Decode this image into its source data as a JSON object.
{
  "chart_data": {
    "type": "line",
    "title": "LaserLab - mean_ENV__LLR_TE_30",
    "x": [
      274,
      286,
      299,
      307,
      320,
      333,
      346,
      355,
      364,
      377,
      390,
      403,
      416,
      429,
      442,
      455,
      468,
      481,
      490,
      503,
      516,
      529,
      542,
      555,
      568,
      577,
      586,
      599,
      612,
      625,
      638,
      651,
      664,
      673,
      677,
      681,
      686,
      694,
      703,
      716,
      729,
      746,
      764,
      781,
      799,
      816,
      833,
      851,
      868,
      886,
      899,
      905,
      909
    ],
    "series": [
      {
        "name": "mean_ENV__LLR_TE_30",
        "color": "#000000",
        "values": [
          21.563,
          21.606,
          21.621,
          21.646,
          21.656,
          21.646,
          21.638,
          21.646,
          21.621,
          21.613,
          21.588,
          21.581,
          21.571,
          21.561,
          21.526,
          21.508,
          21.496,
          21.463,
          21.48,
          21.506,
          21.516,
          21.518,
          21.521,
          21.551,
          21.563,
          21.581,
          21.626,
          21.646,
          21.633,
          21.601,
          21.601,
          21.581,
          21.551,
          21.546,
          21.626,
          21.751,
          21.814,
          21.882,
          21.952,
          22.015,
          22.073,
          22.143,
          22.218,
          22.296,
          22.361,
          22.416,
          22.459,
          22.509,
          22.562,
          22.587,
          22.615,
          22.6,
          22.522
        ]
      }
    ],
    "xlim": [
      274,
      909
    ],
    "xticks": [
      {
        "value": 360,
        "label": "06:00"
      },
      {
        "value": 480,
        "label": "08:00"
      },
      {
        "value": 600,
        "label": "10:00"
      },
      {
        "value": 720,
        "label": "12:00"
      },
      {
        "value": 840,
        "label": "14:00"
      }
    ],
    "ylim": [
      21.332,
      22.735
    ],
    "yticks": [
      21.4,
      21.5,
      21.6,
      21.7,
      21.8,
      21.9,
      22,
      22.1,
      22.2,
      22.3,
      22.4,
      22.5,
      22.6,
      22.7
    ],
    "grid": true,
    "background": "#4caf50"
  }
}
———
# AIM OF THE EXERCISE
Give all the records again. Match them exactly.

# PROBLEM SOLUTION
Decode this image into its source data as a JSON object.
{
  "chart_data": {
    "type": "line",
    "title": "LaserLab - mean_ENV__LLR_TE_30",
    "x": [
      274,
      286,
      299,
      307,
      320,
      333,
      346,
      355,
      364,
      377,
      390,
      403,
      416,
      429,
      442,
      455,
      468,
      481,
      490,
      503,
      516,
      529,
      542,
      555,
      568,
      577,
      586,
      599,
      612,
      625,
      638,
      651,
      664,
      673,
      677,
      681,
      686,
      694,
      703,
      716,
      729,
      746,
      764,
      781,
      799,
      816,
      833,
      851,
      868,
      886,
      899,
      905,
      909
    ],
    "series": [
      {
        "name": "mean_ENV__LLR_TE_30",
        "color": "#000000",
        "values": [
          21.563,
          21.606,
          21.621,
          21.646,
          21.656,
          21.646,
          21.638,
          21.646,
          21.621,
          21.613,
          21.588,
          21.581,
          21.571,
          21.561,
          21.526,
          21.508,
          21.496,
          21.463,
          21.48,
          21.506,
          21.516,
          21.518,
          21.521,
          21.551,
          21.563,
          21.581,
          21.626,
          21.646,
          21.633,
          21.601,
          21.601,
          21.581,
          21.551,
          21.546,
          21.626,
          21.751,
          21.814,
          21.882,
          21.952,
          22.015,
          22.073,
          22.143,
          22.218,
          22.296,
          22.361,
          22.416,
          22.459,
          22.509,
          22.562,
          22.587,
          22.615,
          22.6,
          22.522
        ]
      }
    ],
    "xlim": [
      274,
      909
    ],
    "xticks": [
      {
        "value": 360,
        "label": "06:00"
      },
      {
        "value": 480,
        "label": "08:00"
      },
      {
        "value": 600,
        "label": "10:00"
      },
      {
        "value": 720,
        "label": "12:00"
      },
      {
        "value": 840,
        "label": "14:00"
      }
    ],
    "ylim": [
      21.332,
      22.735
    ],
    "yticks": [
      21.4,
      21.5,
      21.6,
      21.7,
      21.8,
      21.9,
      22,
      22.1,
      22.2,
      22.3,
      22.4,
      22.5,
      22.6,
      22.7
    ],
    "grid": true,
    "background": "#4caf50"
  }
}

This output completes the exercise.